The task: Below are some records. Say how many of their lines include the string "Condition", giving only the number.

Material for this task:
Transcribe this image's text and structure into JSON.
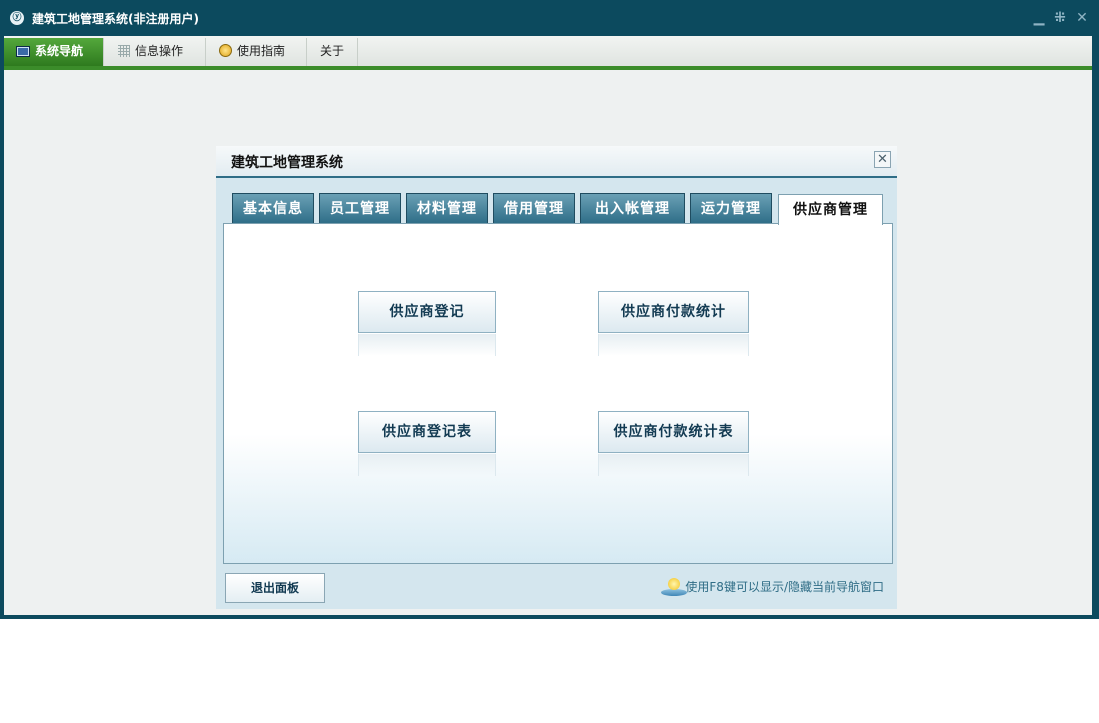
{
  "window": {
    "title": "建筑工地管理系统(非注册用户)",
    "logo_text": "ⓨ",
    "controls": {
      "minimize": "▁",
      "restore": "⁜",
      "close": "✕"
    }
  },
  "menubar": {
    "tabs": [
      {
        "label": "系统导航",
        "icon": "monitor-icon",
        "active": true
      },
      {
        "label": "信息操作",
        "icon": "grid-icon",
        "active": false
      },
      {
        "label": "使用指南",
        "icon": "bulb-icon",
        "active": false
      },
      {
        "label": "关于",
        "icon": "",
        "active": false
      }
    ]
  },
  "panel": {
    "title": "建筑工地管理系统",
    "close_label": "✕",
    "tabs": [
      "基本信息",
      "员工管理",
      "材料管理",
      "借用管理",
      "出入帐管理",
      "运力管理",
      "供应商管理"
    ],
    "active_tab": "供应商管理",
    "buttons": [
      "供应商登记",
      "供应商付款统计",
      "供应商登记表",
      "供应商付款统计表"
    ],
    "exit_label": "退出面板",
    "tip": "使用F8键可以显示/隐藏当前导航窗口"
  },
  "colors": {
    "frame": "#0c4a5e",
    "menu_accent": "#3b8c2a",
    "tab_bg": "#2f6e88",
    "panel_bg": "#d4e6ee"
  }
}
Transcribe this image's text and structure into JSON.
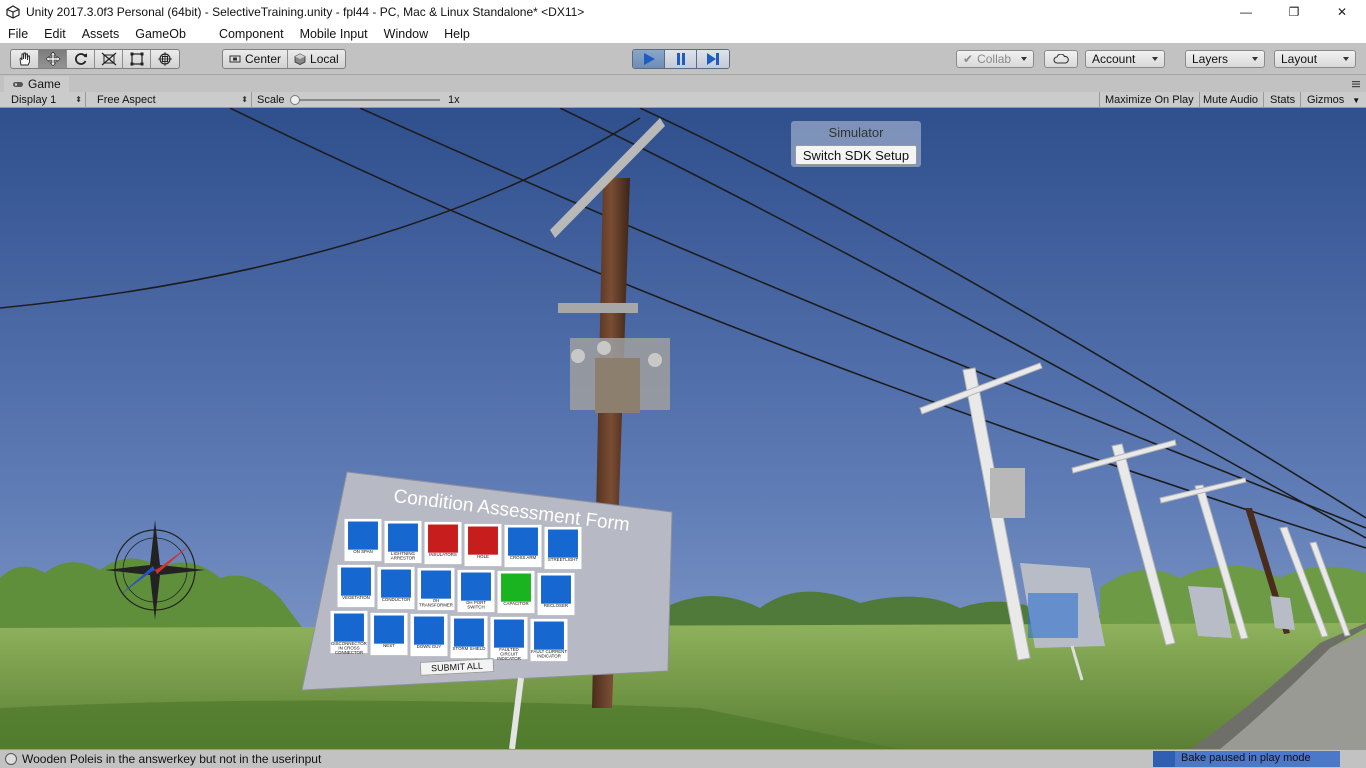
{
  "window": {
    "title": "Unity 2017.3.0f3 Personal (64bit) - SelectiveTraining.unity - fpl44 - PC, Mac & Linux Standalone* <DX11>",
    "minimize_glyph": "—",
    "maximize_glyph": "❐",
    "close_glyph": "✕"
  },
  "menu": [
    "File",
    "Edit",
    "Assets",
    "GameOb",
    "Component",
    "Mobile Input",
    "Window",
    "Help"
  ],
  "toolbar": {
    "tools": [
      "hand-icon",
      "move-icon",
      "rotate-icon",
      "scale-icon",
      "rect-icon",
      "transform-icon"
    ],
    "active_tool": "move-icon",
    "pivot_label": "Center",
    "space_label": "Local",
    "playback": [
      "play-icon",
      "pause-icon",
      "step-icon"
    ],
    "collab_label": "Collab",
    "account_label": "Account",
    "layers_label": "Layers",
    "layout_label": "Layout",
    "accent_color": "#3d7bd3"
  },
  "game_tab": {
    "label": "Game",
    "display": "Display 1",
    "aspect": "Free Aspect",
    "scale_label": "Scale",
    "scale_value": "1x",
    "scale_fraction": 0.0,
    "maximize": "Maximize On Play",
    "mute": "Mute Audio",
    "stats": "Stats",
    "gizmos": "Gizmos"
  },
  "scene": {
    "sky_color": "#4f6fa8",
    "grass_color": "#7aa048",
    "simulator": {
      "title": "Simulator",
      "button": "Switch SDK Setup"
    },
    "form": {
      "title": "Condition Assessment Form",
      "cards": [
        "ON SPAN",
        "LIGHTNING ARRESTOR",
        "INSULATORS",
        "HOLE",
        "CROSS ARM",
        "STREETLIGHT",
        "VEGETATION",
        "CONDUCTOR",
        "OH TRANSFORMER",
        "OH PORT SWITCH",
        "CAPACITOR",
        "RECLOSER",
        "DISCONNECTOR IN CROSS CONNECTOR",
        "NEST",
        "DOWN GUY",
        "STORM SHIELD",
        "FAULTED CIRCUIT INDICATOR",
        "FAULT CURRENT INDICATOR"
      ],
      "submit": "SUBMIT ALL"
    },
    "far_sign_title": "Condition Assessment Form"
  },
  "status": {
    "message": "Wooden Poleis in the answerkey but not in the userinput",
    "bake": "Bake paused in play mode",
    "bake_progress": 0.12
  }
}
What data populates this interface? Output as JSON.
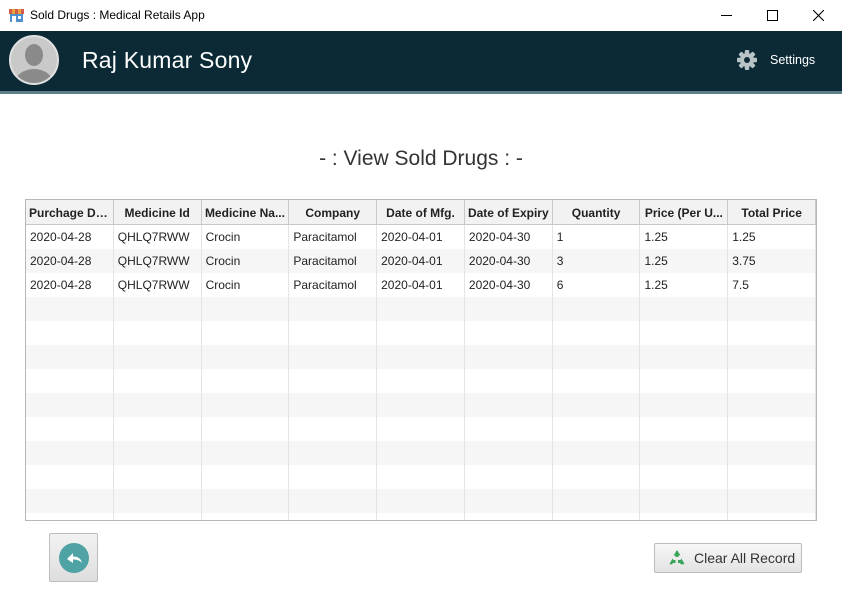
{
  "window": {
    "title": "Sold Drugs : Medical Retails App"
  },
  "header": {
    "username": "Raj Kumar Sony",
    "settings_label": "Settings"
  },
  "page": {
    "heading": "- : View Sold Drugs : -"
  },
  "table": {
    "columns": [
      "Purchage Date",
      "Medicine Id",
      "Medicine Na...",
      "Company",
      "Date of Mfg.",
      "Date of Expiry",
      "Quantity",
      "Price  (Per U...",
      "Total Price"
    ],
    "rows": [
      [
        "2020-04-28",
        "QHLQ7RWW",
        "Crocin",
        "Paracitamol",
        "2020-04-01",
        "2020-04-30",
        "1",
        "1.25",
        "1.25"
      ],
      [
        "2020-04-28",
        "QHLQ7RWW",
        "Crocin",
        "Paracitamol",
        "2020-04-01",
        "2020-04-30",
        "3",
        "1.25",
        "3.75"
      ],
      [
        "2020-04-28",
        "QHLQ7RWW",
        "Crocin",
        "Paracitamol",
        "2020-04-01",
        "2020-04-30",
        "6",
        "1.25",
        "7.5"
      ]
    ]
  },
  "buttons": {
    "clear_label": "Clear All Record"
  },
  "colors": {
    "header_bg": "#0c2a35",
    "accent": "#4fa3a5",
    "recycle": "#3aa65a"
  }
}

Solution below: 2